Reproduce all the entries exactly and keep the pictures out.

Begin STORED RECORDS

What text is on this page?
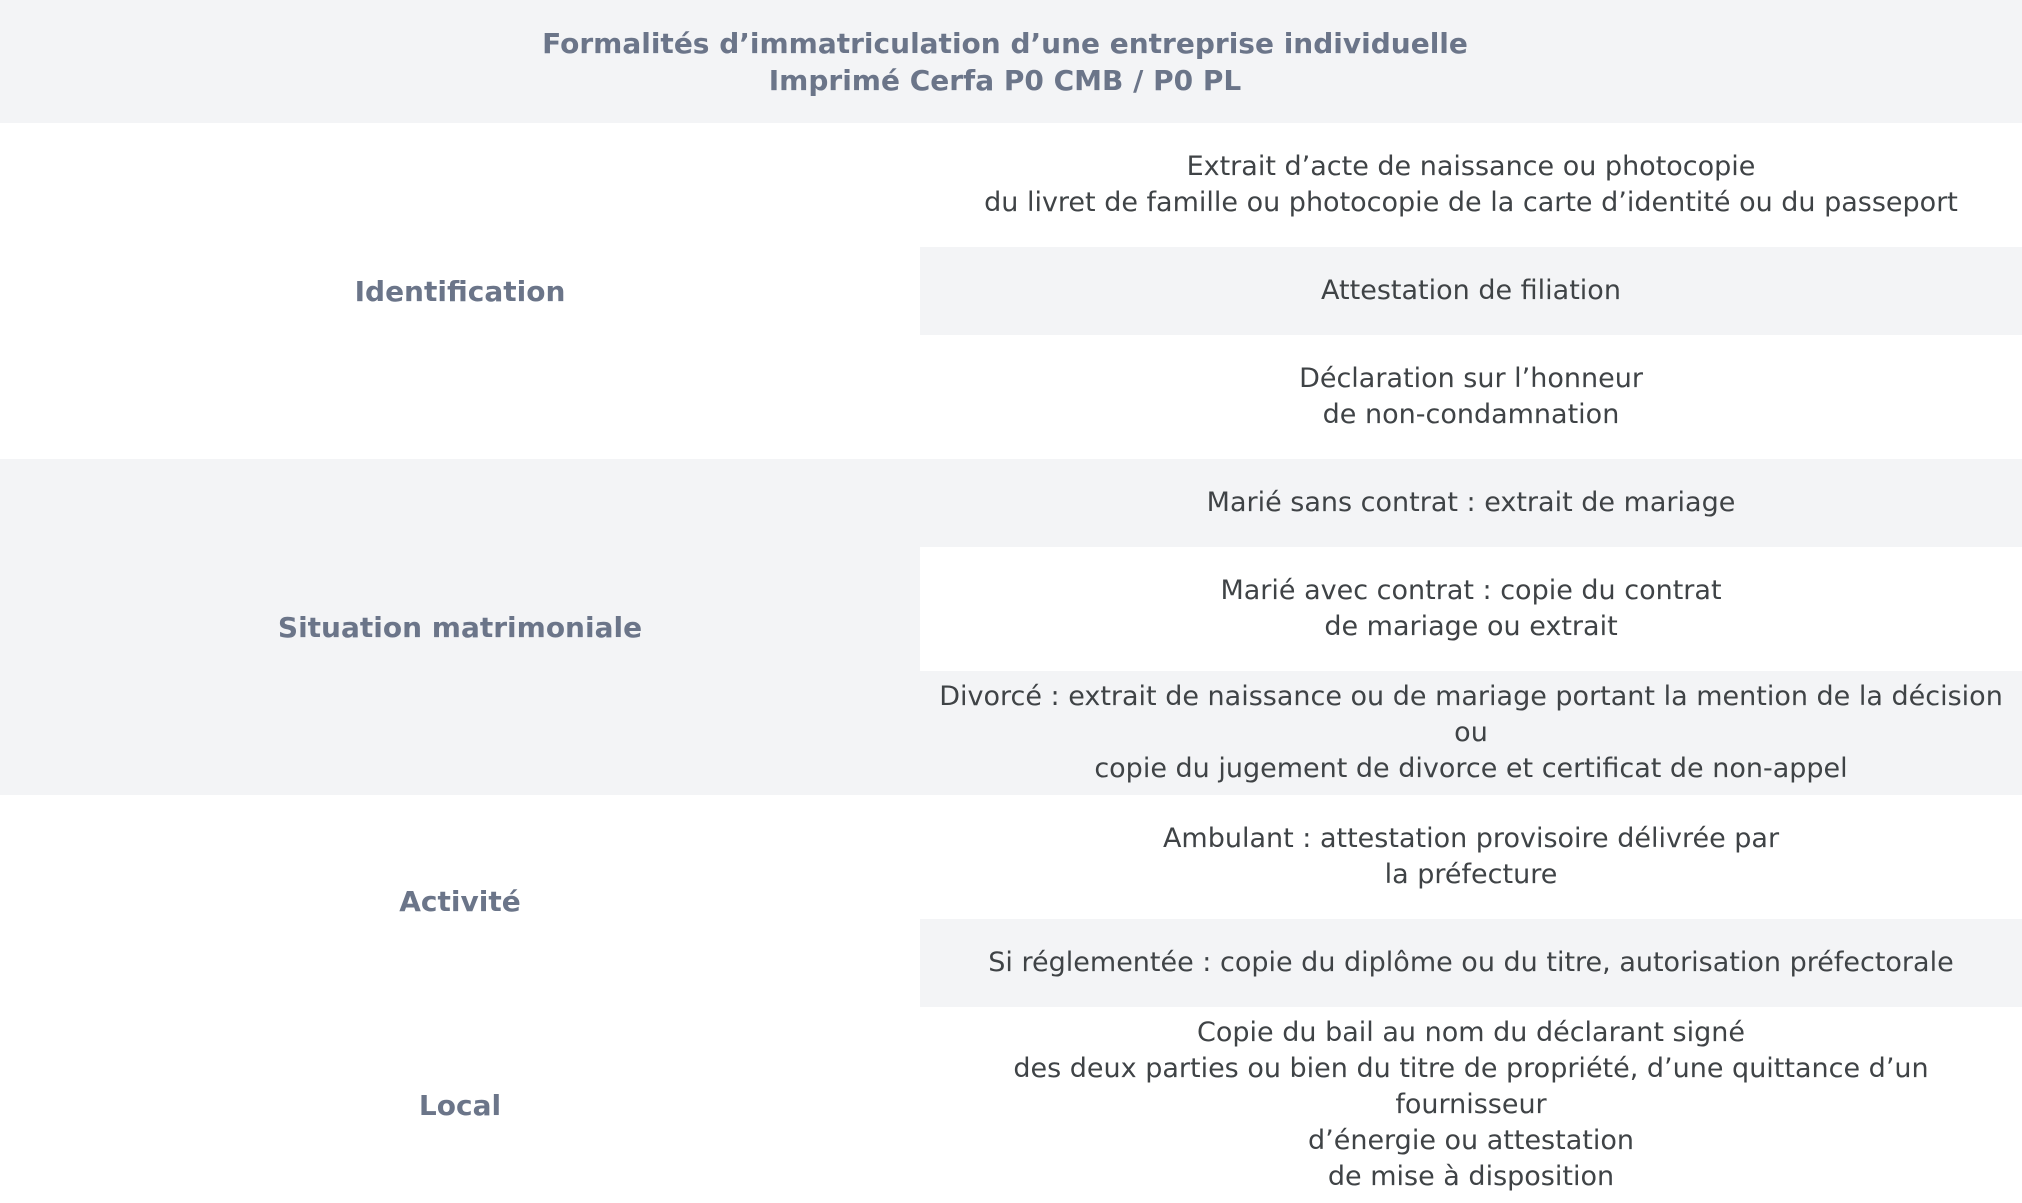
Formalités d’immatriculation d’une entreprise individuelle
Imprimé Cerfa P0 CMB / P0 PL
Identification
Extrait d’acte de naissance ou photocopie
du livret de famille ou photocopie de la carte d’identité ou du passeport
Attestation de filiation
Déclaration sur l’honneur
de non-condamnation
Situation matrimoniale
Marié sans contrat : extrait de mariage
Marié avec contrat : copie du contrat
de mariage ou extrait
Divorcé : extrait de naissance ou de mariage portant la mention de la décision ou
copie du jugement de divorce et certificat de non-appel
Activité
Ambulant : attestation provisoire délivrée par
la préfecture
Si réglementée : copie du diplôme ou du titre, autorisation préfectorale
Local
Copie du bail au nom du déclarant signé
des deux parties ou bien du titre de propriété, d’une quittance d’un fournisseur
d’énergie ou attestation
de mise à disposition
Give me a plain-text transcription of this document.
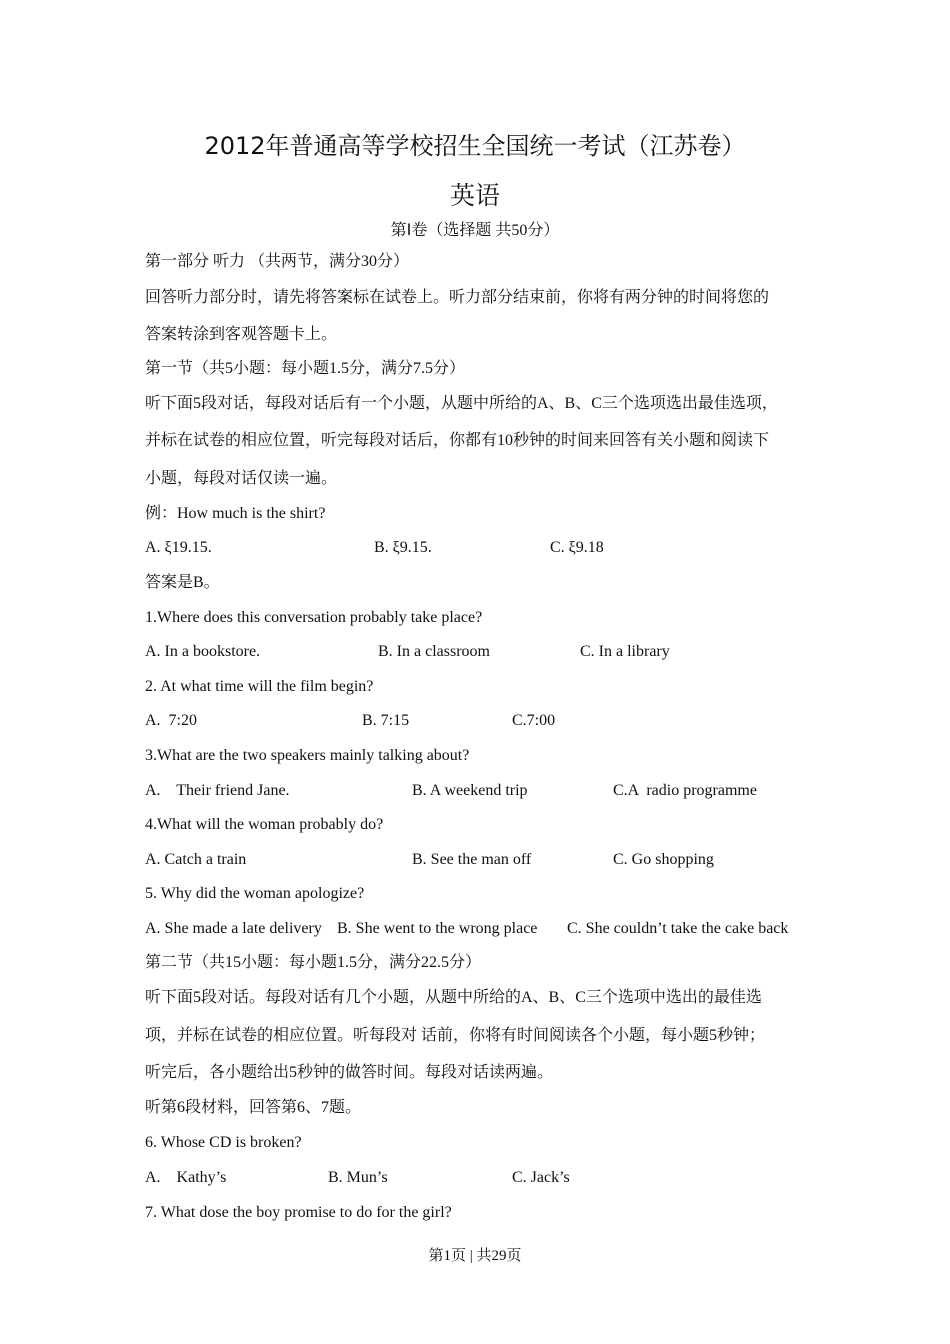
2012年普通高等学校招生全国统一考试（江苏卷）
英语
第Ⅰ卷（选择题 共50分）
第一部分 听力 （共两节，满分30分）
回答听力部分时，请先将答案标在试卷上。听力部分结束前，你将有两分钟的时间将您的
答案转涂到客观答题卡上。
第一节（共5小题：每小题1.5分，满分7.5分）
听下面5段对话，每段对话后有一个小题，从题中所给的A、B、C三个选项选出最佳选项，
并标在试卷的相应位置，听完每段对话后，你都有10秒钟的时间来回答有关小题和阅读下
小题，每段对话仅读一遍。
例：How much is the shirt?
A. ξ19.15.	B. ξ9.15.	C. ξ9.18
答案是B。
1.Where does this conversation probably take place?
A. In a bookstore.	B. In a classroom	C. In a library
2. At what time will the film begin?
A.  7:20	B. 7:15	C.7:00
3.What are the two speakers mainly talking about?
A.    Their friend Jane.	B. A weekend trip	C.A  radio programme
4.What will the woman probably do?
A. Catch a train	B. See the man off	C. Go shopping
5. Why did the woman apologize?
A. She made a late delivery B. She went to the wrong place C. She couldn’t take the cake back
第二节（共15小题：每小题1.5分，满分22.5分）
听下面5段对话。每段对话有几个小题，从题中所给的A、B、C三个选项中选出的最佳选
项，并标在试卷的相应位置。听每段对 话前，你将有时间阅读各个小题，每小题5秒钟；
听完后，各小题给出5秒钟的做答时间。每段对话读两遍。
听第6段材料，回答第6、7题。
6. Whose CD is broken?
A.    Kathy’s	B. Mun’s	C. Jack’s
7. What dose the boy promise to do for the girl?
第1页 | 共29页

End STORED RECORDS

◆ EXERCISE RESULT:
What text is on this page?
Formalités d’immatriculation d’une entreprise individuelle
Imprimé Cerfa P0 CMB / P0 PL
Identification
Extrait d’acte de naissance ou photocopie
du livret de famille ou photocopie de la carte d’identité ou du passeport
Attestation de filiation
Déclaration sur l’honneur
de non-condamnation
Situation matrimoniale
Marié sans contrat : extrait de mariage
Marié avec contrat : copie du contrat
de mariage ou extrait
Divorcé : extrait de naissance ou de mariage portant la mention de la décision ou
copie du jugement de divorce et certificat de non-appel
Activité
Ambulant : attestation provisoire délivrée par
la préfecture
Si réglementée : copie du diplôme ou du titre, autorisation préfectorale
Local
Copie du bail au nom du déclarant signé
des deux parties ou bien du titre de propriété, d’une quittance d’un fournisseur
d’énergie ou attestation
de mise à disposition
Give me a plain-text transcription of this document.
2012年普通高等学校招生全国统一考试（江苏卷）
英语
第Ⅰ卷（选择题 共50分）
第一部分 听力 （共两节，满分30分）
回答听力部分时，请先将答案标在试卷上。听力部分结束前，你将有两分钟的时间将您的
答案转涂到客观答题卡上。
第一节（共5小题：每小题1.5分，满分7.5分）
听下面5段对话，每段对话后有一个小题，从题中所给的A、B、C三个选项选出最佳选项，
并标在试卷的相应位置，听完每段对话后，你都有10秒钟的时间来回答有关小题和阅读下
小题，每段对话仅读一遍。
例：How much is the shirt?
A. ξ19.15.	B. ξ9.15.	C. ξ9.18
答案是B。
1.Where does this conversation probably take place?
A. In a bookstore.	B. In a classroom	C. In a library
2. At what time will the film begin?
A.  7:20	B. 7:15	C.7:00
3.What are the two speakers mainly talking about?
A.    Their friend Jane.	B. A weekend trip	C.A  radio programme
4.What will the woman probably do?
A. Catch a train	B. See the man off	C. Go shopping
5. Why did the woman apologize?
A. She made a late delivery B. She went to the wrong place C. She couldn’t take the cake back
第二节（共15小题：每小题1.5分，满分22.5分）
听下面5段对话。每段对话有几个小题，从题中所给的A、B、C三个选项中选出的最佳选
项，并标在试卷的相应位置。听每段对 话前，你将有时间阅读各个小题，每小题5秒钟；
听完后，各小题给出5秒钟的做答时间。每段对话读两遍。
听第6段材料，回答第6、7题。
6. Whose CD is broken?
A.    Kathy’s	B. Mun’s	C. Jack’s
7. What dose the boy promise to do for the girl?
第1页 | 共29页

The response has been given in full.